Return the lines that run from the line containing "Decode this image" through the end of the entries, both ends included. Leave out all pictures.

__Dataset records__
========
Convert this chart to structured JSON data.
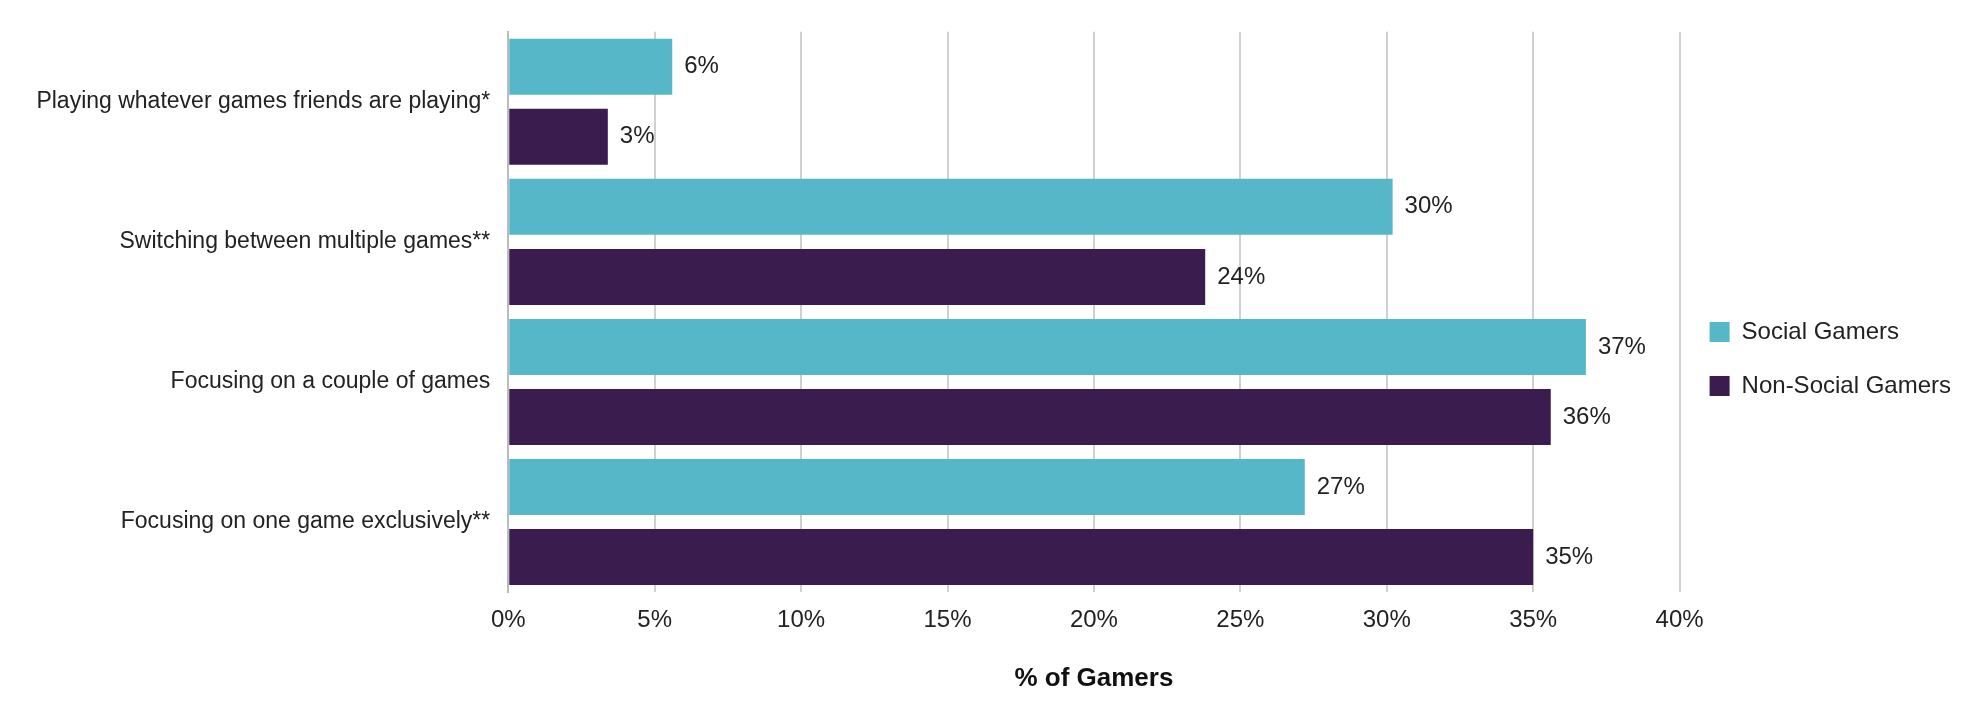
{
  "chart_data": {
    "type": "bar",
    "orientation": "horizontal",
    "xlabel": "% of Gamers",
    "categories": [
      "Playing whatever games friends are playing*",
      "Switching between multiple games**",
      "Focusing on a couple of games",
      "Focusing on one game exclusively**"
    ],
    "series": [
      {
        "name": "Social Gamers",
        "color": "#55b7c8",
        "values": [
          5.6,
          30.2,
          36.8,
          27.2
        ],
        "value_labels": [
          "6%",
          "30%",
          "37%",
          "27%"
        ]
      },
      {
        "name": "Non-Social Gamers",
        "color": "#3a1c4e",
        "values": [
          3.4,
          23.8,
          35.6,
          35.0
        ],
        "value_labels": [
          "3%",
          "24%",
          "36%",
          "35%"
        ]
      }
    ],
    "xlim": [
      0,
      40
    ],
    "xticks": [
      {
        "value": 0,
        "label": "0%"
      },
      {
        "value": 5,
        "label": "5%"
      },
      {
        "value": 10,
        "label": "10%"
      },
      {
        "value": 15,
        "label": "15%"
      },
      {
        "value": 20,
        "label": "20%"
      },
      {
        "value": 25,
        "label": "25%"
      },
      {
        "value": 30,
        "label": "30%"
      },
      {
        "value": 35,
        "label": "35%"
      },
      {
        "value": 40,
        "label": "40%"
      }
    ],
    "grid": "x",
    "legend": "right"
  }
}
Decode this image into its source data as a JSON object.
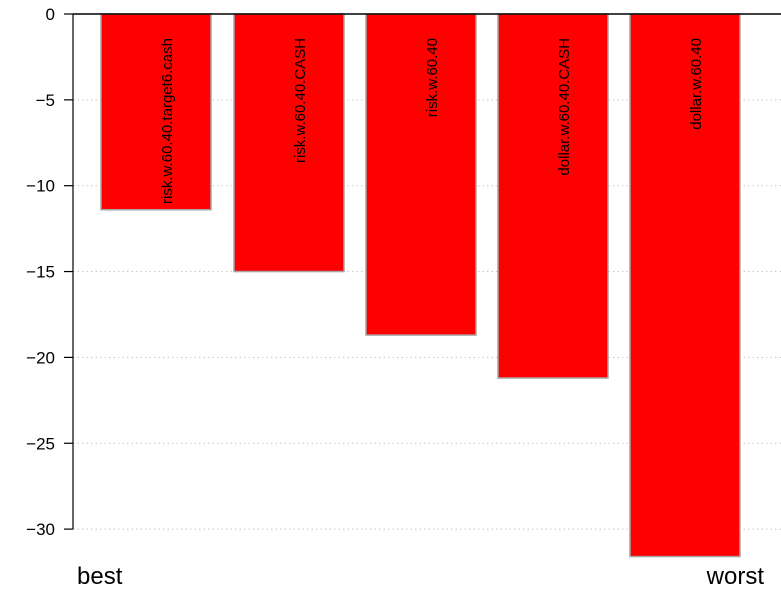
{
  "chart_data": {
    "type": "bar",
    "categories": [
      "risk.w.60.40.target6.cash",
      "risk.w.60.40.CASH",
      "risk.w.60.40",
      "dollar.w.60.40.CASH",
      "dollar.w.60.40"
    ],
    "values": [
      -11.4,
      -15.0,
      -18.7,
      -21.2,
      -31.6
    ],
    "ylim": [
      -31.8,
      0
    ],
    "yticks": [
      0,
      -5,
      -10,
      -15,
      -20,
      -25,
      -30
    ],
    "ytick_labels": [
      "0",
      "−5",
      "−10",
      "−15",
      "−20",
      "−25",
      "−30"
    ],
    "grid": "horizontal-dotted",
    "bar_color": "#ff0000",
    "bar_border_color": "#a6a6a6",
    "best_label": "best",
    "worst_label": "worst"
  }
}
========
__Exercise solution__
Decode this image into its source data as a JSON object.
{
  "chart_data": {
    "type": "bar",
    "categories": [
      "risk.w.60.40.target6.cash",
      "risk.w.60.40.CASH",
      "risk.w.60.40",
      "dollar.w.60.40.CASH",
      "dollar.w.60.40"
    ],
    "values": [
      -11.4,
      -15.0,
      -18.7,
      -21.2,
      -31.6
    ],
    "ylim": [
      -31.8,
      0
    ],
    "yticks": [
      0,
      -5,
      -10,
      -15,
      -20,
      -25,
      -30
    ],
    "ytick_labels": [
      "0",
      "−5",
      "−10",
      "−15",
      "−20",
      "−25",
      "−30"
    ],
    "grid": "horizontal-dotted",
    "bar_color": "#ff0000",
    "bar_border_color": "#a6a6a6",
    "best_label": "best",
    "worst_label": "worst"
  }
}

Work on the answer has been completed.